**DATASET EXTRACT:**
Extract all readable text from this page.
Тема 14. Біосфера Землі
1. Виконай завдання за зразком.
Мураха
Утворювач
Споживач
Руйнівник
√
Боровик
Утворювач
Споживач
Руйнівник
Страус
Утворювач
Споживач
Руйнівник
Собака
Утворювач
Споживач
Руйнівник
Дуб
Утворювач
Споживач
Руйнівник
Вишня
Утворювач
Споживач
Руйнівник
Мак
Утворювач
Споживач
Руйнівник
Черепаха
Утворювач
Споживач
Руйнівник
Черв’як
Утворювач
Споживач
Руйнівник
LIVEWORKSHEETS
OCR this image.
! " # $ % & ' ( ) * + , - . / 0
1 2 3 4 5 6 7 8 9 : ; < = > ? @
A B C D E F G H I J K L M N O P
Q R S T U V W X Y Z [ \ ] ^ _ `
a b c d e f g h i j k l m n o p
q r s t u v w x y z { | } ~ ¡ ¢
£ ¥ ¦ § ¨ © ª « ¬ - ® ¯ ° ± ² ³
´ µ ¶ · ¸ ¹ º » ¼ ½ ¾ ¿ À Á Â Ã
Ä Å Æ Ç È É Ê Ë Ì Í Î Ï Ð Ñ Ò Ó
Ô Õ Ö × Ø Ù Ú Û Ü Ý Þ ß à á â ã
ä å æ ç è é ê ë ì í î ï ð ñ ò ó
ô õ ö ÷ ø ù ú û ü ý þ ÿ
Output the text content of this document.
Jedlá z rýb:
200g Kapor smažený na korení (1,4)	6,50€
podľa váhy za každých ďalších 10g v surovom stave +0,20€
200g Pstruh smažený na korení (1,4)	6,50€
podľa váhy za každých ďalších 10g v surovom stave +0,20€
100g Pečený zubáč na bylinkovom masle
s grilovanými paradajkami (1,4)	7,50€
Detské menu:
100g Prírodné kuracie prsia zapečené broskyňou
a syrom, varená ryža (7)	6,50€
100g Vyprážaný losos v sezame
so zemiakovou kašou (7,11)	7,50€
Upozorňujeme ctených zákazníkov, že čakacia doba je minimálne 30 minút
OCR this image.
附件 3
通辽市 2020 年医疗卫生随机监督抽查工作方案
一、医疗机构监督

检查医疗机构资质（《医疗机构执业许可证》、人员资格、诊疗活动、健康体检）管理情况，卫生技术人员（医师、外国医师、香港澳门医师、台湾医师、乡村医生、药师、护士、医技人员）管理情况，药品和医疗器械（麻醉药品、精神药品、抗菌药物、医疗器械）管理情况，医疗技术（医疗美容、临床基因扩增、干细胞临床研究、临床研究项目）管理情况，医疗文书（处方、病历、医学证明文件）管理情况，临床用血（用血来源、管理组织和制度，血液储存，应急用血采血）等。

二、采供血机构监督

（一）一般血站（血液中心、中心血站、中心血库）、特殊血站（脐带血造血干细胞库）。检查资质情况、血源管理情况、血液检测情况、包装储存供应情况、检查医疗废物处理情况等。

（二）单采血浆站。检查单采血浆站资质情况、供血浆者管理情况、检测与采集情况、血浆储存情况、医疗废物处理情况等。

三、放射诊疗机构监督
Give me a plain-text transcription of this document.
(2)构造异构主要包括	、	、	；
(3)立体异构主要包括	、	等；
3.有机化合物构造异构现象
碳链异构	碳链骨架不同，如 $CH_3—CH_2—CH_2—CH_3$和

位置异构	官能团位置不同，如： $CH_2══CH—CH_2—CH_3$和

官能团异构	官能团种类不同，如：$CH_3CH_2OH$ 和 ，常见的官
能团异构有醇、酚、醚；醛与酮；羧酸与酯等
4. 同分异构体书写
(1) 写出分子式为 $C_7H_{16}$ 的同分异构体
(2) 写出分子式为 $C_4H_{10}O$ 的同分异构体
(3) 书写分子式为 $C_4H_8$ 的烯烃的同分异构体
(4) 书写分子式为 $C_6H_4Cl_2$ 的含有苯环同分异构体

**TO BE DONE:** Take every line above carrying "this" and return it.

**THE ANSWER:**
Extract all readable text from this page.
OCR this image.
Output the text content of this document.
OCR this image.
Give me a plain-text transcription of this document.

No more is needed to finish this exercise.